◆ **What the task requires**:
Make a verbatim copy of the entries below; pictures stay out.

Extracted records
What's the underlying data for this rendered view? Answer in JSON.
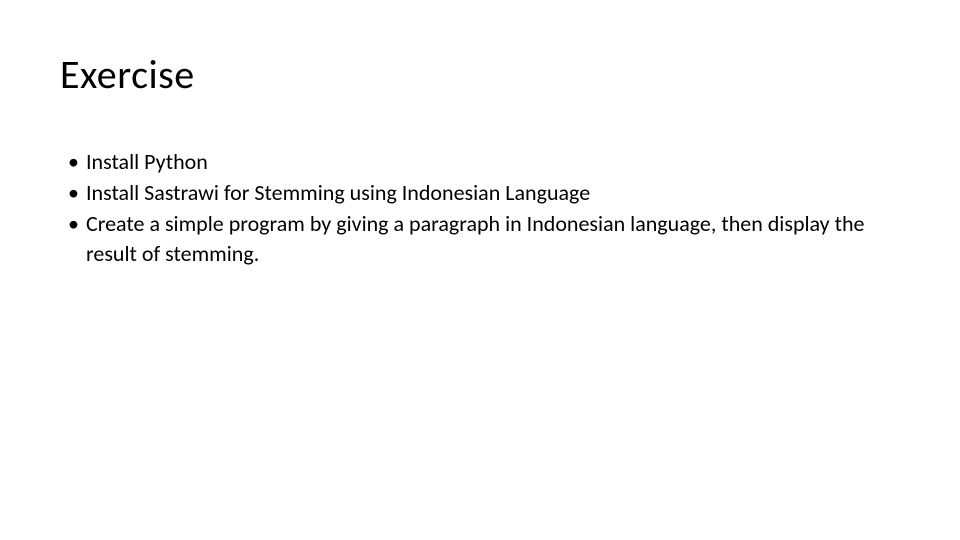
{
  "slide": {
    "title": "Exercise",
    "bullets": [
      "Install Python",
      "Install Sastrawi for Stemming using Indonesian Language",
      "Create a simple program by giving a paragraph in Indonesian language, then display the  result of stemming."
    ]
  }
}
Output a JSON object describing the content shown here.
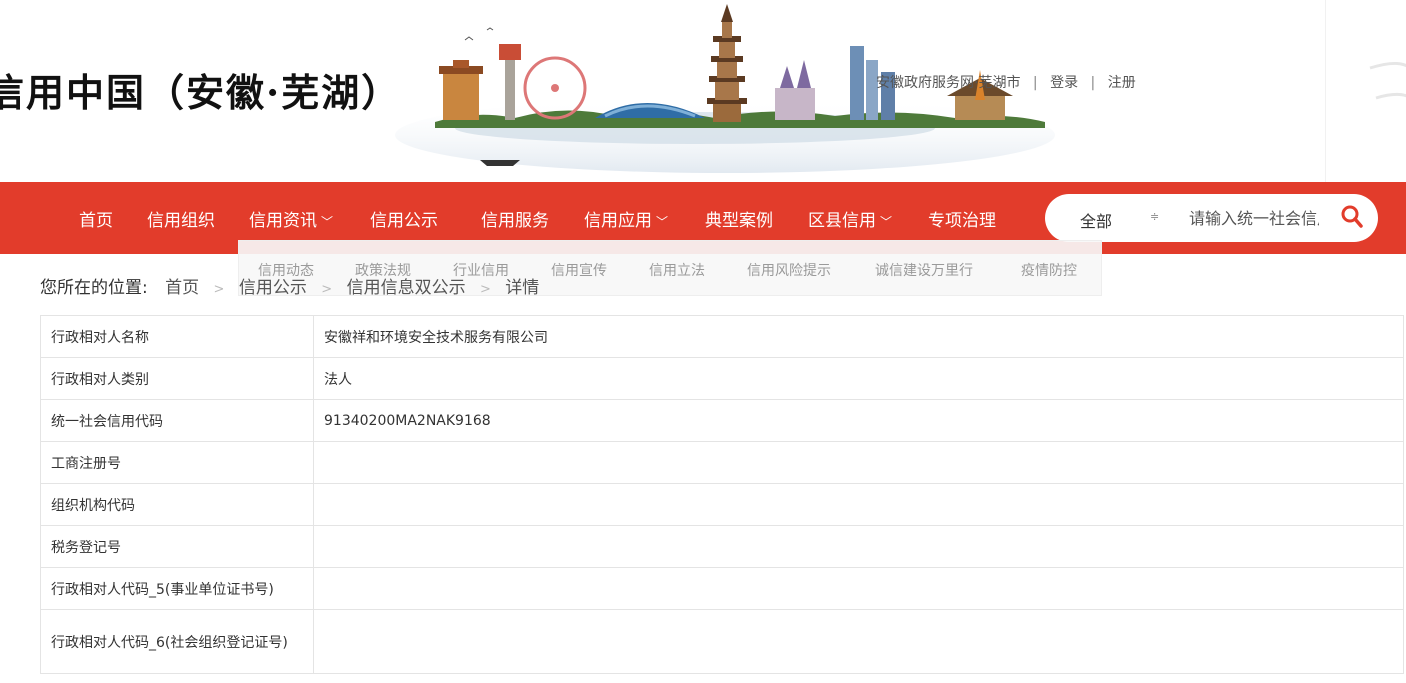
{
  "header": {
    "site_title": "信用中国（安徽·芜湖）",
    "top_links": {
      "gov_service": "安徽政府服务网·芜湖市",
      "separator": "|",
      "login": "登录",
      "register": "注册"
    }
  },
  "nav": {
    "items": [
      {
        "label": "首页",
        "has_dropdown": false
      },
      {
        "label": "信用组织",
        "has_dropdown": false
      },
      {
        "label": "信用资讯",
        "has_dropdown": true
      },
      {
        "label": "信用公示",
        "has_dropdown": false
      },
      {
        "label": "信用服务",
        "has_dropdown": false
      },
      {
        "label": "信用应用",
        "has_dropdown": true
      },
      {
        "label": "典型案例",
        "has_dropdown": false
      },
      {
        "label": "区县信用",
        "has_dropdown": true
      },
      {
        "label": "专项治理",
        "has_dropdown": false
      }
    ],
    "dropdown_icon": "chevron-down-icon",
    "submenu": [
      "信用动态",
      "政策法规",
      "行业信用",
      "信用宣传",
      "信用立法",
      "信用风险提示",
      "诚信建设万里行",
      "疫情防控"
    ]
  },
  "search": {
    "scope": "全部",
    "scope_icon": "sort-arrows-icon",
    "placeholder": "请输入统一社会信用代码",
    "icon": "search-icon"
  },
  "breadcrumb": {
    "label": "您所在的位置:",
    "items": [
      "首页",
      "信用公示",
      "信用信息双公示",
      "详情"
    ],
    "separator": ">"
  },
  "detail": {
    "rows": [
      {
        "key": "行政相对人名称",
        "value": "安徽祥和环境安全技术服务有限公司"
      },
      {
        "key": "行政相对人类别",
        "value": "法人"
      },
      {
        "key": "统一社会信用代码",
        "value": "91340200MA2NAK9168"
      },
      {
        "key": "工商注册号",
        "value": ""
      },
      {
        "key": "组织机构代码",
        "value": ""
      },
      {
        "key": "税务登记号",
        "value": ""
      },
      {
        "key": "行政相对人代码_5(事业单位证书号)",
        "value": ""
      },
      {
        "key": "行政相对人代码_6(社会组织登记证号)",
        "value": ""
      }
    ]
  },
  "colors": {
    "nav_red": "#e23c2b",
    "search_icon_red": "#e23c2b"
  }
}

◆ **Output below**:
What's the underlying data for this rendered view? Answer in JSON.
{
  "slide": {
    "title": "Exercise",
    "bullets": [
      "Install Python",
      "Install Sastrawi for Stemming using Indonesian Language",
      "Create a simple program by giving a paragraph in Indonesian language, then display the  result of stemming."
    ]
  }
}
Output a JSON object describing the content shown here.
{
  "header": {
    "site_title": "信用中国（安徽·芜湖）",
    "top_links": {
      "gov_service": "安徽政府服务网·芜湖市",
      "separator": "|",
      "login": "登录",
      "register": "注册"
    }
  },
  "nav": {
    "items": [
      {
        "label": "首页",
        "has_dropdown": false
      },
      {
        "label": "信用组织",
        "has_dropdown": false
      },
      {
        "label": "信用资讯",
        "has_dropdown": true
      },
      {
        "label": "信用公示",
        "has_dropdown": false
      },
      {
        "label": "信用服务",
        "has_dropdown": false
      },
      {
        "label": "信用应用",
        "has_dropdown": true
      },
      {
        "label": "典型案例",
        "has_dropdown": false
      },
      {
        "label": "区县信用",
        "has_dropdown": true
      },
      {
        "label": "专项治理",
        "has_dropdown": false
      }
    ],
    "dropdown_icon": "chevron-down-icon",
    "submenu": [
      "信用动态",
      "政策法规",
      "行业信用",
      "信用宣传",
      "信用立法",
      "信用风险提示",
      "诚信建设万里行",
      "疫情防控"
    ]
  },
  "search": {
    "scope": "全部",
    "scope_icon": "sort-arrows-icon",
    "placeholder": "请输入统一社会信用代码",
    "icon": "search-icon"
  },
  "breadcrumb": {
    "label": "您所在的位置:",
    "items": [
      "首页",
      "信用公示",
      "信用信息双公示",
      "详情"
    ],
    "separator": ">"
  },
  "detail": {
    "rows": [
      {
        "key": "行政相对人名称",
        "value": "安徽祥和环境安全技术服务有限公司"
      },
      {
        "key": "行政相对人类别",
        "value": "法人"
      },
      {
        "key": "统一社会信用代码",
        "value": "91340200MA2NAK9168"
      },
      {
        "key": "工商注册号",
        "value": ""
      },
      {
        "key": "组织机构代码",
        "value": ""
      },
      {
        "key": "税务登记号",
        "value": ""
      },
      {
        "key": "行政相对人代码_5(事业单位证书号)",
        "value": ""
      },
      {
        "key": "行政相对人代码_6(社会组织登记证号)",
        "value": ""
      }
    ]
  },
  "colors": {
    "nav_red": "#e23c2b",
    "search_icon_red": "#e23c2b"
  }
}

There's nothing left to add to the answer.